Entries with figure data
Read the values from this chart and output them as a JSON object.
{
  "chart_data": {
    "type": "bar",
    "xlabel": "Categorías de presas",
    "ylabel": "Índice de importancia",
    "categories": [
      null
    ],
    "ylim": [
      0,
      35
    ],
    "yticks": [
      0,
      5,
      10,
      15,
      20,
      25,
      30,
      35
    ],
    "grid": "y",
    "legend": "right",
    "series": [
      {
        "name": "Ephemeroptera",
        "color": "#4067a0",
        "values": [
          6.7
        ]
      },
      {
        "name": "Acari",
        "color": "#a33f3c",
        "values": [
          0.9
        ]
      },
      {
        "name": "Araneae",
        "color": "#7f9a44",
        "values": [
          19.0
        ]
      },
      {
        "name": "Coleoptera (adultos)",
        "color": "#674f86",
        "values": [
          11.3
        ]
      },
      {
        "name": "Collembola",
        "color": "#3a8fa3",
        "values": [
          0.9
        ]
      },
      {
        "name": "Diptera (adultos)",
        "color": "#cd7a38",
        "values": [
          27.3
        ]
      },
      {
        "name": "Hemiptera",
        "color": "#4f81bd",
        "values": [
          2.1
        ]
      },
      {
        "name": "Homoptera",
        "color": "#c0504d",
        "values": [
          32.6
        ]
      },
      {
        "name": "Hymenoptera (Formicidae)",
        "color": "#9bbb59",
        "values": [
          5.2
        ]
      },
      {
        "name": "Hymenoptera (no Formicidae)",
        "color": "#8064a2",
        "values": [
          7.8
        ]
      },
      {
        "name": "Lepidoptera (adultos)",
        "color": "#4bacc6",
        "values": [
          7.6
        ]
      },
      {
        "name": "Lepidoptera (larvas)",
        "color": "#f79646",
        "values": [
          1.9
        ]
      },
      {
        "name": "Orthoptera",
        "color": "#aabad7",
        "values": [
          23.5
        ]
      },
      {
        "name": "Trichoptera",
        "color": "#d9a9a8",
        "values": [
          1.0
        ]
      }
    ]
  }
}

- Written request -
Take the entries above and transcribe them in full.

- Result for this task -
Read the values from this chart and output them as a JSON object.
{
  "chart_data": {
    "type": "bar",
    "xlabel": "Categorías de presas",
    "ylabel": "Índice de importancia",
    "categories": [
      null
    ],
    "ylim": [
      0,
      35
    ],
    "yticks": [
      0,
      5,
      10,
      15,
      20,
      25,
      30,
      35
    ],
    "grid": "y",
    "legend": "right",
    "series": [
      {
        "name": "Ephemeroptera",
        "color": "#4067a0",
        "values": [
          6.7
        ]
      },
      {
        "name": "Acari",
        "color": "#a33f3c",
        "values": [
          0.9
        ]
      },
      {
        "name": "Araneae",
        "color": "#7f9a44",
        "values": [
          19.0
        ]
      },
      {
        "name": "Coleoptera (adultos)",
        "color": "#674f86",
        "values": [
          11.3
        ]
      },
      {
        "name": "Collembola",
        "color": "#3a8fa3",
        "values": [
          0.9
        ]
      },
      {
        "name": "Diptera (adultos)",
        "color": "#cd7a38",
        "values": [
          27.3
        ]
      },
      {
        "name": "Hemiptera",
        "color": "#4f81bd",
        "values": [
          2.1
        ]
      },
      {
        "name": "Homoptera",
        "color": "#c0504d",
        "values": [
          32.6
        ]
      },
      {
        "name": "Hymenoptera (Formicidae)",
        "color": "#9bbb59",
        "values": [
          5.2
        ]
      },
      {
        "name": "Hymenoptera (no Formicidae)",
        "color": "#8064a2",
        "values": [
          7.8
        ]
      },
      {
        "name": "Lepidoptera (adultos)",
        "color": "#4bacc6",
        "values": [
          7.6
        ]
      },
      {
        "name": "Lepidoptera (larvas)",
        "color": "#f79646",
        "values": [
          1.9
        ]
      },
      {
        "name": "Orthoptera",
        "color": "#aabad7",
        "values": [
          23.5
        ]
      },
      {
        "name": "Trichoptera",
        "color": "#d9a9a8",
        "values": [
          1.0
        ]
      }
    ]
  }
}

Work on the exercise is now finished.